Search the material for the string "характером" and copy each line where it occurs.
------------------------------------
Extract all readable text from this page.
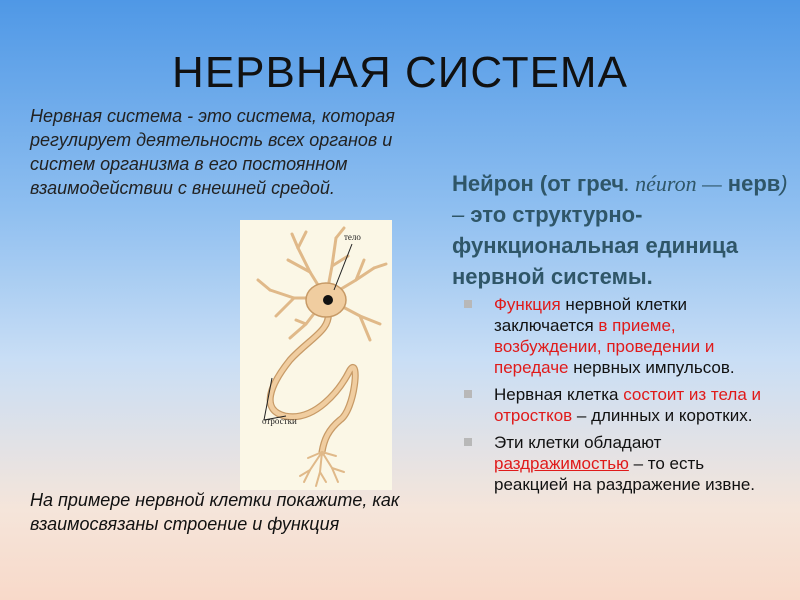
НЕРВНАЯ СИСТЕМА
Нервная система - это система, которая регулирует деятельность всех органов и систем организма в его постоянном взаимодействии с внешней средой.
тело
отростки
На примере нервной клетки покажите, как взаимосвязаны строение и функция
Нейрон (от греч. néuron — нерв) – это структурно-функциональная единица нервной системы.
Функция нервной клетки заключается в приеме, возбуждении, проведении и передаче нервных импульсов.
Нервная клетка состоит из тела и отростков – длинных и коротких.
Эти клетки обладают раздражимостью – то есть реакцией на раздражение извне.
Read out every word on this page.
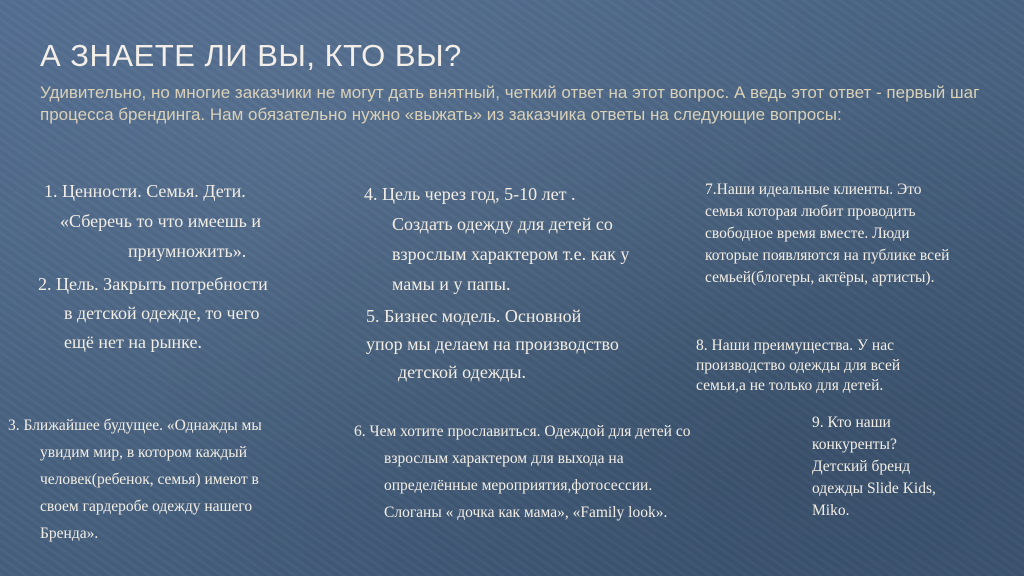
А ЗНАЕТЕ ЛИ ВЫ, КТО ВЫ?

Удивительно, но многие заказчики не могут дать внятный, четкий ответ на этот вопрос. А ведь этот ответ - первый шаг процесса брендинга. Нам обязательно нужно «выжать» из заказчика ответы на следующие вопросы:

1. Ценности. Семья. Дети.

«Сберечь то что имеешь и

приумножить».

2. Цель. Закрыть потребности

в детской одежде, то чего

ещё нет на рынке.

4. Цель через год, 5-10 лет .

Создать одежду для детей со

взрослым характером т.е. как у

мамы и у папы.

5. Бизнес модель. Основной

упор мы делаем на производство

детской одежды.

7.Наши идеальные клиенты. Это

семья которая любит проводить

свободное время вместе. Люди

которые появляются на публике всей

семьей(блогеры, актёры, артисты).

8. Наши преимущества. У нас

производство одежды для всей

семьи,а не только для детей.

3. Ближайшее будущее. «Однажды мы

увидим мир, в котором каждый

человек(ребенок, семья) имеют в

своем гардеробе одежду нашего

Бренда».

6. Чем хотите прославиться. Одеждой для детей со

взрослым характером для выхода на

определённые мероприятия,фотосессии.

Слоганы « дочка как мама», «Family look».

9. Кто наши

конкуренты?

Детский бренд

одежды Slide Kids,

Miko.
------------------------------------
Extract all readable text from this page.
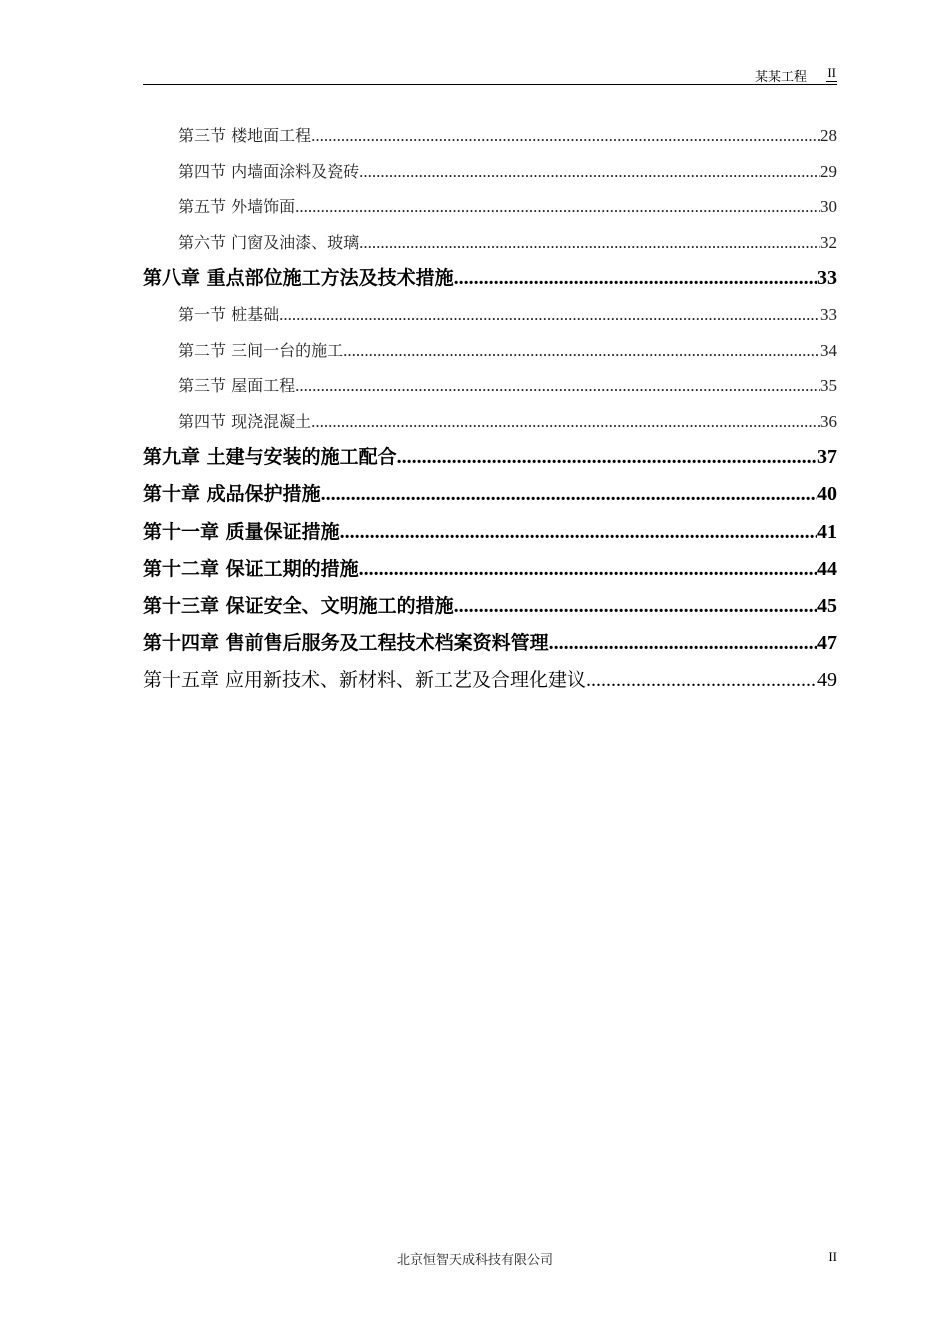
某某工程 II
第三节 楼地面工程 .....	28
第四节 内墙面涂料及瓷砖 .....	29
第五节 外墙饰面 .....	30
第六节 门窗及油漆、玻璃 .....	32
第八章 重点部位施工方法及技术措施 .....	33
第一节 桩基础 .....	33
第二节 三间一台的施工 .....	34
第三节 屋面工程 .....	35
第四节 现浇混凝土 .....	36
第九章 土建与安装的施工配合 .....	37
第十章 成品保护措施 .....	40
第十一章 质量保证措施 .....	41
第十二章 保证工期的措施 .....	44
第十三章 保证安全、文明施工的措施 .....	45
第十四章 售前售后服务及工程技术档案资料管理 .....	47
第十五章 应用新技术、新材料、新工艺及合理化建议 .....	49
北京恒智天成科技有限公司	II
------------------------------------
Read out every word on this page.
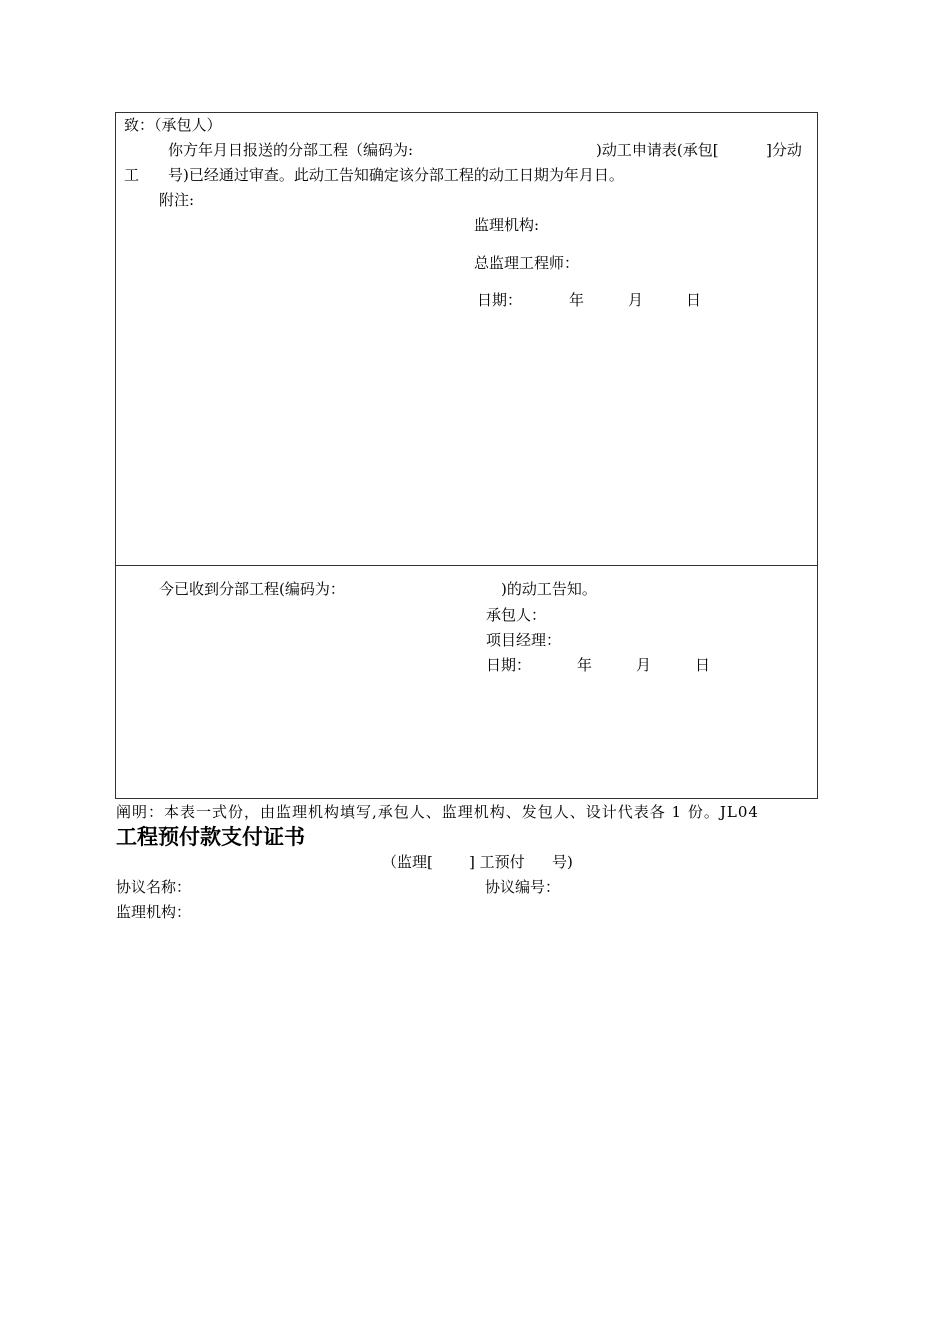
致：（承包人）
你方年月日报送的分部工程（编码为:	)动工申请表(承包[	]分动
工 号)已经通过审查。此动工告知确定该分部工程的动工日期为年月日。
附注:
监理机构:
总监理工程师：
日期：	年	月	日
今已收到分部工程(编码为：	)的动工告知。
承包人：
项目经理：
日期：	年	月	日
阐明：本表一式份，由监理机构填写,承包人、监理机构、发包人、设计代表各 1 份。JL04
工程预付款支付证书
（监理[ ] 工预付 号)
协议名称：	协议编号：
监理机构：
------------------------------------
WRITTEN ANSWER:
взрослым характером т.е. как у
взрослым характером для выхода на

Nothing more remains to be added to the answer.